**DIRECTIONS:** Repeat the data verbatim.

**DATA RECORDS:**
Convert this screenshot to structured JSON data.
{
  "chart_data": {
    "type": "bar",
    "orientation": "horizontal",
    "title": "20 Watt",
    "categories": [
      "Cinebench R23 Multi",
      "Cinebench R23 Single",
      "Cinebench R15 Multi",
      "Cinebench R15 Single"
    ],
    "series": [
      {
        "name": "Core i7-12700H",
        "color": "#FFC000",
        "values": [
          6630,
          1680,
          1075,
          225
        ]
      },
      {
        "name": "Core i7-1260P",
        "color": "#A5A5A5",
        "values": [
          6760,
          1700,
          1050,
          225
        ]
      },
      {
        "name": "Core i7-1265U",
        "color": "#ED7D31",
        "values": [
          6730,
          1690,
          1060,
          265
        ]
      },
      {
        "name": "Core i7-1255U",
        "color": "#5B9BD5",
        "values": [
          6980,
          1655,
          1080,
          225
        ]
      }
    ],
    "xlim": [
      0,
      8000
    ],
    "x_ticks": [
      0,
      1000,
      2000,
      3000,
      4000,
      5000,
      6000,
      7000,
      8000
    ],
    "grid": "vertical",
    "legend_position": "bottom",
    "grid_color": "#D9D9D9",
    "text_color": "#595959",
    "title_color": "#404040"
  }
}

**ANSWER IN FULL:**
Convert this screenshot to structured JSON data.
{
  "chart_data": {
    "type": "bar",
    "orientation": "horizontal",
    "title": "20 Watt",
    "categories": [
      "Cinebench R23 Multi",
      "Cinebench R23 Single",
      "Cinebench R15 Multi",
      "Cinebench R15 Single"
    ],
    "series": [
      {
        "name": "Core i7-12700H",
        "color": "#FFC000",
        "values": [
          6630,
          1680,
          1075,
          225
        ]
      },
      {
        "name": "Core i7-1260P",
        "color": "#A5A5A5",
        "values": [
          6760,
          1700,
          1050,
          225
        ]
      },
      {
        "name": "Core i7-1265U",
        "color": "#ED7D31",
        "values": [
          6730,
          1690,
          1060,
          265
        ]
      },
      {
        "name": "Core i7-1255U",
        "color": "#5B9BD5",
        "values": [
          6980,
          1655,
          1080,
          225
        ]
      }
    ],
    "xlim": [
      0,
      8000
    ],
    "x_ticks": [
      0,
      1000,
      2000,
      3000,
      4000,
      5000,
      6000,
      7000,
      8000
    ],
    "grid": "vertical",
    "legend_position": "bottom",
    "grid_color": "#D9D9D9",
    "text_color": "#595959",
    "title_color": "#404040"
  }
}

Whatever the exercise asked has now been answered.